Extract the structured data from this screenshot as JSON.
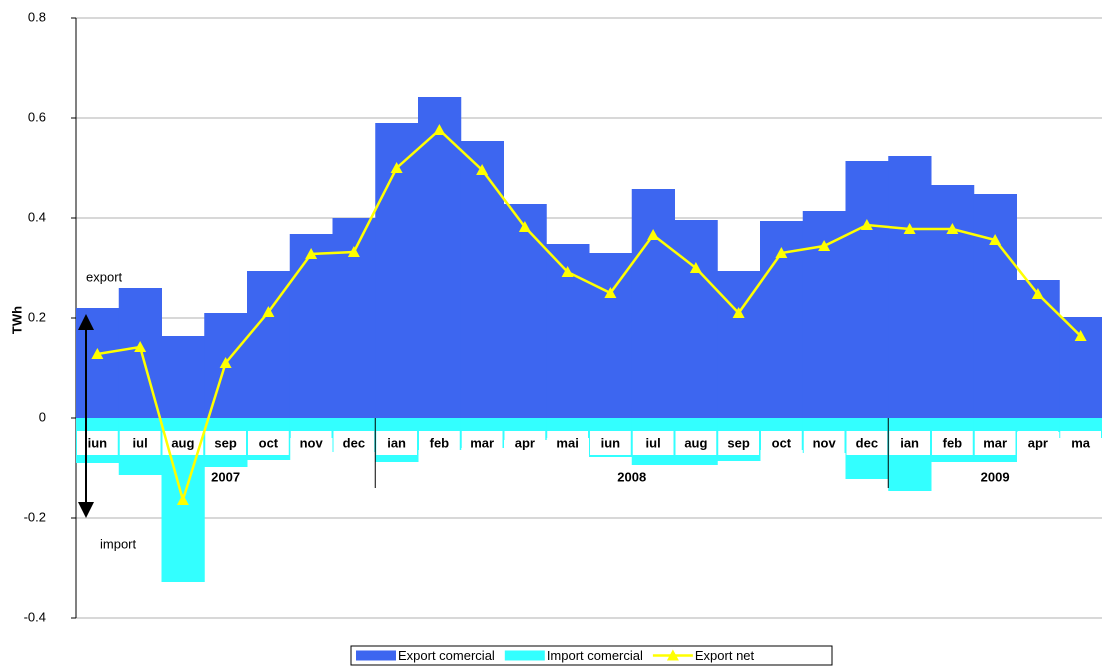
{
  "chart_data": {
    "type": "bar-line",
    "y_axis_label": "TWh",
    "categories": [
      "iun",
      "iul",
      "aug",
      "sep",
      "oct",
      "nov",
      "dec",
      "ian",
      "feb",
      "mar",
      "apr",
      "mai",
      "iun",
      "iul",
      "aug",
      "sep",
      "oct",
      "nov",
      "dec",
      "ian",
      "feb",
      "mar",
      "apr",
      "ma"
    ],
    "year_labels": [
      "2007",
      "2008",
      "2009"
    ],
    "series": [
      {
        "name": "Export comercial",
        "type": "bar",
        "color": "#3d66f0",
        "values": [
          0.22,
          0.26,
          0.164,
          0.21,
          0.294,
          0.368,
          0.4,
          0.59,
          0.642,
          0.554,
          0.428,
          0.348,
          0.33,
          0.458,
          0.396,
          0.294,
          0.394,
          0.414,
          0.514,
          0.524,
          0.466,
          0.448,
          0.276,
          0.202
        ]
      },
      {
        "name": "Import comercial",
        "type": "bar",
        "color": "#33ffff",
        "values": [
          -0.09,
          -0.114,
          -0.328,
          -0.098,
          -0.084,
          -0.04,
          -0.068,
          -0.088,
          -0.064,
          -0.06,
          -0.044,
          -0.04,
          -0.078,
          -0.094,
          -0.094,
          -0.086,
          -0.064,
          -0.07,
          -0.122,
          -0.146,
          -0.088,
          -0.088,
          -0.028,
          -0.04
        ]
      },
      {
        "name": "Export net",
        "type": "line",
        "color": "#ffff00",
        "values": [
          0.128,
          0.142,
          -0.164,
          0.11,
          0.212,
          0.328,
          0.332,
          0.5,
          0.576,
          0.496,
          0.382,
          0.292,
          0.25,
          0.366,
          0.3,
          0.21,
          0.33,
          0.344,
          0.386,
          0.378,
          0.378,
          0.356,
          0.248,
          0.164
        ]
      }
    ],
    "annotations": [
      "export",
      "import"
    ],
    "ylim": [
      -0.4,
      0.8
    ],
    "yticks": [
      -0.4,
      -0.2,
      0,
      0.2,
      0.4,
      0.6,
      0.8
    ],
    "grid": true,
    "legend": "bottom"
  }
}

• • • • •

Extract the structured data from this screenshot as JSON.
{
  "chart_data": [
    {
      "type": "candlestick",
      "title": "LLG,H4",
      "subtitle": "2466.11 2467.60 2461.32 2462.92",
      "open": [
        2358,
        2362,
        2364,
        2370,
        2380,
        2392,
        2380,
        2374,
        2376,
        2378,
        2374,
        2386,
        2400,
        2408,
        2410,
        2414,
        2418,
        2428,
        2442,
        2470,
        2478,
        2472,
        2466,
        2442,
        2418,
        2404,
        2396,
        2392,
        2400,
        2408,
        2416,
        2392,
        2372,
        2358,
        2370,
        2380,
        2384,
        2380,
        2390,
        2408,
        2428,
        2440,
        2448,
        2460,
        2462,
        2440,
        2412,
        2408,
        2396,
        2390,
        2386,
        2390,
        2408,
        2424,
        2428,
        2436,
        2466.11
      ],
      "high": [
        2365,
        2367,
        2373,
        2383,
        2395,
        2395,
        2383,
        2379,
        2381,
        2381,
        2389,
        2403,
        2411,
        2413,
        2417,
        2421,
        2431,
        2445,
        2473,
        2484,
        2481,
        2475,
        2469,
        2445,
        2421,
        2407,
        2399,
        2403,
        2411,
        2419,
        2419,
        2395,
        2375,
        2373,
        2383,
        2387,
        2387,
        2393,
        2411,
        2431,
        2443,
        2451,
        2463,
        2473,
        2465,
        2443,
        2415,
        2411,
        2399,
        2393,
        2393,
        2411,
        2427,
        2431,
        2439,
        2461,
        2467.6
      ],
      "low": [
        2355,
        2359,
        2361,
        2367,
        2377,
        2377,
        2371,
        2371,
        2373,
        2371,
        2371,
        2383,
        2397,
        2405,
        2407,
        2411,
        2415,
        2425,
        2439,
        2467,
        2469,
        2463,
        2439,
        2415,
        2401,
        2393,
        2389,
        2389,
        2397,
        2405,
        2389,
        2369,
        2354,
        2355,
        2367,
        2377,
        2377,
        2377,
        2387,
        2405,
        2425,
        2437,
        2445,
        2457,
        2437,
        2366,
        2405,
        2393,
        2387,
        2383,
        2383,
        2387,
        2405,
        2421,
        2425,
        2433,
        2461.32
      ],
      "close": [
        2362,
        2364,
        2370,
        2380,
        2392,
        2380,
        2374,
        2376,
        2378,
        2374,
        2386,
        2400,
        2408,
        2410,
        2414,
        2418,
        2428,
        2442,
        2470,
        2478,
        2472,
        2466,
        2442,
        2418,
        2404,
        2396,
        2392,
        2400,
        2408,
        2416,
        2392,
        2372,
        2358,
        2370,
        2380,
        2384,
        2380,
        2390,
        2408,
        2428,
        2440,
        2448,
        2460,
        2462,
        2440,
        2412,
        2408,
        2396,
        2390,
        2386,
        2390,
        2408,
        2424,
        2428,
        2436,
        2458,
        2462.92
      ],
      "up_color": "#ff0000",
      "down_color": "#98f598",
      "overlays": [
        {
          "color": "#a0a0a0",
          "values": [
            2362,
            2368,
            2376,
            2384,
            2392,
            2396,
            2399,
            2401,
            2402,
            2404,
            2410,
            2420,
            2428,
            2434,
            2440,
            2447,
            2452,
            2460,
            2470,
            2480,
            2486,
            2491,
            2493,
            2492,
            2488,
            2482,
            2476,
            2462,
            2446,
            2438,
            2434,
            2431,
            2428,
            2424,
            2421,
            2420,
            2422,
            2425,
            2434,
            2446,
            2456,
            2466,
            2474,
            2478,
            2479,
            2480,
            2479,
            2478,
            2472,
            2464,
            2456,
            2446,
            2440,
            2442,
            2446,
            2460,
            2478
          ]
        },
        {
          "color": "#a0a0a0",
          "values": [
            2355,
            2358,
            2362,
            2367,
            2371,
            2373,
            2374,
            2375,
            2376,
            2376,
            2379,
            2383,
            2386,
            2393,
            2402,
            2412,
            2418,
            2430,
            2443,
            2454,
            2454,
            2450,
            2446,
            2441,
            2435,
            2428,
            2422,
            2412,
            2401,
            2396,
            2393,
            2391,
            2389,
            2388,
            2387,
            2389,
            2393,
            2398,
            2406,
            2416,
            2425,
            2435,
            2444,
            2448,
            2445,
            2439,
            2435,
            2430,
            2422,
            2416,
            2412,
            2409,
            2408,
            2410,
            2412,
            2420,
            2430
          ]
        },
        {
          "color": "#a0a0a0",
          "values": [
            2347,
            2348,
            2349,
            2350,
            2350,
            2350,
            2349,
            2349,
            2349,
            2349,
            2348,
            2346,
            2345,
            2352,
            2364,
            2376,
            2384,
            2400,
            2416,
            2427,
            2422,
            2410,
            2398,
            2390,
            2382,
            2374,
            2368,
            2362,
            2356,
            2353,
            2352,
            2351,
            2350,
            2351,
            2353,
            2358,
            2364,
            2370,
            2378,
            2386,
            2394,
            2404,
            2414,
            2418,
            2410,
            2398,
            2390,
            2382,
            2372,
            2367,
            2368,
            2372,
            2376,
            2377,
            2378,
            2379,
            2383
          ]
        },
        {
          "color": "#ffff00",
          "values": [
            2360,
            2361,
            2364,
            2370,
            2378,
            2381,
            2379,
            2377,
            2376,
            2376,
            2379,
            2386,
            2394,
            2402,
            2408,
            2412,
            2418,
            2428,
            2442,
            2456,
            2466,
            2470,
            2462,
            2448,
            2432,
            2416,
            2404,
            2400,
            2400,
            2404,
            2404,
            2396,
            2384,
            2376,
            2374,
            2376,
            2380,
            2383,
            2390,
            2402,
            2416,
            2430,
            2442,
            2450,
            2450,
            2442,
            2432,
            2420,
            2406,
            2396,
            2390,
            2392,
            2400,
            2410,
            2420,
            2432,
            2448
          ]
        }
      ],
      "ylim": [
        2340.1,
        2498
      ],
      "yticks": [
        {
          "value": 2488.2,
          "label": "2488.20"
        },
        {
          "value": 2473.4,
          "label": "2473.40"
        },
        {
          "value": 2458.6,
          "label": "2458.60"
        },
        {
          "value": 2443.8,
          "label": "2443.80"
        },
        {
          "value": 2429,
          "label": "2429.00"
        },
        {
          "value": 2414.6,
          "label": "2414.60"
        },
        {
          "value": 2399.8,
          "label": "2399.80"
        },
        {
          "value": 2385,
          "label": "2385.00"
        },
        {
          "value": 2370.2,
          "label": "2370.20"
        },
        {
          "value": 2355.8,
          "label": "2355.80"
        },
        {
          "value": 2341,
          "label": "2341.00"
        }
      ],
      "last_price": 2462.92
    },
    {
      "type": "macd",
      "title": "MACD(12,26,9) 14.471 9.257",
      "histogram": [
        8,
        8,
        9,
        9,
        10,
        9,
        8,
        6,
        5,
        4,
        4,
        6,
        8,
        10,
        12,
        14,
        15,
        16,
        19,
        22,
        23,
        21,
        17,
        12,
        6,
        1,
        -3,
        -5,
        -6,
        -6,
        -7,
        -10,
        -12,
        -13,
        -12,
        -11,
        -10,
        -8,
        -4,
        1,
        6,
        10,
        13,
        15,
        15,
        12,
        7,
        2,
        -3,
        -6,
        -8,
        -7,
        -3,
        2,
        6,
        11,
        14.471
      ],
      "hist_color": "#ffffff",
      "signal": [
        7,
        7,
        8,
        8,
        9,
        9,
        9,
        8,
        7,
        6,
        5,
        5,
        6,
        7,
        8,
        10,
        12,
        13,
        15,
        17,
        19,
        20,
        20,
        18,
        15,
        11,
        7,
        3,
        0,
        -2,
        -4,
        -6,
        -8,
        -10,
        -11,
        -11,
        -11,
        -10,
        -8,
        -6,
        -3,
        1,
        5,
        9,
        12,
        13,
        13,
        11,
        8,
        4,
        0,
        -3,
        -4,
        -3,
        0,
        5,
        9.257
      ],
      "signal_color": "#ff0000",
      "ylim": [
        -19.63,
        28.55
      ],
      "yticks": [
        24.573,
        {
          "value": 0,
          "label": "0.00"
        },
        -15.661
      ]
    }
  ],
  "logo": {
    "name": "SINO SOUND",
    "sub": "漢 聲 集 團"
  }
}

• • • • •

# STATED EXERCISE:
Copy every line from the records above that contains the word "type".

# RESPONSE TO THE TASK:
    "type": "bar-line",
        "type": "bar",
        "type": "bar",
        "type": "line",
      "type": "candlestick",
      "type": "macd",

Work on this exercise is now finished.